Goal of the exercise.
Transcribe the records in full, keeping every character as it is.

* start *

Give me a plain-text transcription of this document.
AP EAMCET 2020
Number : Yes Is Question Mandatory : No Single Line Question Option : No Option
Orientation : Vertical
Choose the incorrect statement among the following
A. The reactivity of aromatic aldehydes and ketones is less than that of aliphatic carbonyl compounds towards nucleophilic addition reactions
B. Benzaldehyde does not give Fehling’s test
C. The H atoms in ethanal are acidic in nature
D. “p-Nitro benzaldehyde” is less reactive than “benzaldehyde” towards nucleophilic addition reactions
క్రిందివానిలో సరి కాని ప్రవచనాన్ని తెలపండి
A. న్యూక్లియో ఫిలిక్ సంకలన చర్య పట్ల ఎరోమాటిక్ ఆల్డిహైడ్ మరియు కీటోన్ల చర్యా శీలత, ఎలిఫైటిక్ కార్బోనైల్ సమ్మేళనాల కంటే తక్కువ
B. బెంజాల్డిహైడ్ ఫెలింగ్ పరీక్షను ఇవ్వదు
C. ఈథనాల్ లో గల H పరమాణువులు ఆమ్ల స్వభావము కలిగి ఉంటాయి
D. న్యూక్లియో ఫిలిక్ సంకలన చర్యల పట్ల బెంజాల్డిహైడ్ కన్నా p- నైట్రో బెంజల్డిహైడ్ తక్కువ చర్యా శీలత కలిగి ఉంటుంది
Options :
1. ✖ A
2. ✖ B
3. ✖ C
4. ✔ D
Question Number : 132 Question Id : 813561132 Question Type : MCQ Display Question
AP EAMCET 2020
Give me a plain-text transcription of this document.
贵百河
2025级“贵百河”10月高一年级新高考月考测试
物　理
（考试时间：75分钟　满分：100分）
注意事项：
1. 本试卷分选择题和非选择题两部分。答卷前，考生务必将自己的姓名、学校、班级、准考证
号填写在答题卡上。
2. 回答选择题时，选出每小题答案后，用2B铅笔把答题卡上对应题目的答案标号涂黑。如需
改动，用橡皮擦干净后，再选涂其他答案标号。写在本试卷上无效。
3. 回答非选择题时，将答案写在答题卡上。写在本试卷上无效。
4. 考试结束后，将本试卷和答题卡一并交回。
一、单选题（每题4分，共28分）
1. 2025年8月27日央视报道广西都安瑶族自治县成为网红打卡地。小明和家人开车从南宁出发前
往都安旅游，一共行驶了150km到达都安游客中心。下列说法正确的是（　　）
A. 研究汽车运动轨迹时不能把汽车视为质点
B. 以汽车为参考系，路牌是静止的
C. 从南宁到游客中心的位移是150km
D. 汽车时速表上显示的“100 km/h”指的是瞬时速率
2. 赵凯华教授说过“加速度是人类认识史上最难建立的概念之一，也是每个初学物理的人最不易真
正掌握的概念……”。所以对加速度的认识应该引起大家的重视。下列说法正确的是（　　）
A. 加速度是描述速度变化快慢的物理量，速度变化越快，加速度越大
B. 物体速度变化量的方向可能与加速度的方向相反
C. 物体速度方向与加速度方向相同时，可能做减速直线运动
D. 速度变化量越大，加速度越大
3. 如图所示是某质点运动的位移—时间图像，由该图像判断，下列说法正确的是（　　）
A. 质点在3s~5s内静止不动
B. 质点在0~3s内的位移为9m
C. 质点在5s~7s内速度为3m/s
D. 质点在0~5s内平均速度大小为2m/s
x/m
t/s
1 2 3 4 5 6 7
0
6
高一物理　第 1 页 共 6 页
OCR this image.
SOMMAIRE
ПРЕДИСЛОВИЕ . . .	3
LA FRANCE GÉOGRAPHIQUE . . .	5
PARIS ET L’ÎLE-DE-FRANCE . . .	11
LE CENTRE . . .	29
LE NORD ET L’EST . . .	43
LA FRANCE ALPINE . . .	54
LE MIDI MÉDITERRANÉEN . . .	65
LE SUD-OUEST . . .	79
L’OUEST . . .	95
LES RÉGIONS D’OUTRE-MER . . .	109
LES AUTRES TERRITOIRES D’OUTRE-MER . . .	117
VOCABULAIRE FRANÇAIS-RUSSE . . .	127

* end *

Answer to the task.
Give me a plain-text transcription of this document.
AP EAMCET 2020
Number : Yes Is Question Mandatory : No Single Line Question Option : No Option
Orientation : Vertical
Choose the incorrect statement among the following
A. The reactivity of aromatic aldehydes and ketones is less than that of aliphatic carbonyl compounds towards nucleophilic addition reactions
B. Benzaldehyde does not give Fehling’s test
C. The H atoms in ethanal are acidic in nature
D. “p-Nitro benzaldehyde” is less reactive than “benzaldehyde” towards nucleophilic addition reactions
క్రిందివానిలో సరి కాని ప్రవచనాన్ని తెలపండి
A. న్యూక్లియో ఫిలిక్ సంకలన చర్య పట్ల ఎరోమాటిక్ ఆల్డిహైడ్ మరియు కీటోన్ల చర్యా శీలత, ఎలిఫైటిక్ కార్బోనైల్ సమ్మేళనాల కంటే తక్కువ
B. బెంజాల్డిహైడ్ ఫెలింగ్ పరీక్షను ఇవ్వదు
C. ఈథనాల్ లో గల H పరమాణువులు ఆమ్ల స్వభావము కలిగి ఉంటాయి
D. న్యూక్లియో ఫిలిక్ సంకలన చర్యల పట్ల బెంజాల్డిహైడ్ కన్నా p- నైట్రో బెంజల్డిహైడ్ తక్కువ చర్యా శీలత కలిగి ఉంటుంది
Options :
1. ✖ A
2. ✖ B
3. ✖ C
4. ✔ D
Question Number : 132 Question Id : 813561132 Question Type : MCQ Display Question
AP EAMCET 2020
Give me a plain-text transcription of this document.
贵百河
2025级“贵百河”10月高一年级新高考月考测试
物　理
（考试时间：75分钟　满分：100分）
注意事项：
1. 本试卷分选择题和非选择题两部分。答卷前，考生务必将自己的姓名、学校、班级、准考证
号填写在答题卡上。
2. 回答选择题时，选出每小题答案后，用2B铅笔把答题卡上对应题目的答案标号涂黑。如需
改动，用橡皮擦干净后，再选涂其他答案标号。写在本试卷上无效。
3. 回答非选择题时，将答案写在答题卡上。写在本试卷上无效。
4. 考试结束后，将本试卷和答题卡一并交回。
一、单选题（每题4分，共28分）
1. 2025年8月27日央视报道广西都安瑶族自治县成为网红打卡地。小明和家人开车从南宁出发前
往都安旅游，一共行驶了150km到达都安游客中心。下列说法正确的是（　　）
A. 研究汽车运动轨迹时不能把汽车视为质点
B. 以汽车为参考系，路牌是静止的
C. 从南宁到游客中心的位移是150km
D. 汽车时速表上显示的“100 km/h”指的是瞬时速率
2. 赵凯华教授说过“加速度是人类认识史上最难建立的概念之一，也是每个初学物理的人最不易真
正掌握的概念……”。所以对加速度的认识应该引起大家的重视。下列说法正确的是（　　）
A. 加速度是描述速度变化快慢的物理量，速度变化越快，加速度越大
B. 物体速度变化量的方向可能与加速度的方向相反
C. 物体速度方向与加速度方向相同时，可能做减速直线运动
D. 速度变化量越大，加速度越大
3. 如图所示是某质点运动的位移—时间图像，由该图像判断，下列说法正确的是（　　）
A. 质点在3s~5s内静止不动
B. 质点在0~3s内的位移为9m
C. 质点在5s~7s内速度为3m/s
D. 质点在0~5s内平均速度大小为2m/s
x/m
t/s
1 2 3 4 5 6 7
0
6
高一物理　第 1 页 共 6 页
OCR this image.
SOMMAIRE
ПРЕДИСЛОВИЕ . . .	3
LA FRANCE GÉOGRAPHIQUE . . .	5
PARIS ET L’ÎLE-DE-FRANCE . . .	11
LE CENTRE . . .	29
LE NORD ET L’EST . . .	43
LA FRANCE ALPINE . . .	54
LE MIDI MÉDITERRANÉEN . . .	65
LE SUD-OUEST . . .	79
L’OUEST . . .	95
LES RÉGIONS D’OUTRE-MER . . .	109
LES AUTRES TERRITOIRES D’OUTRE-MER . . .	117
VOCABULAIRE FRANÇAIS-RUSSE . . .	127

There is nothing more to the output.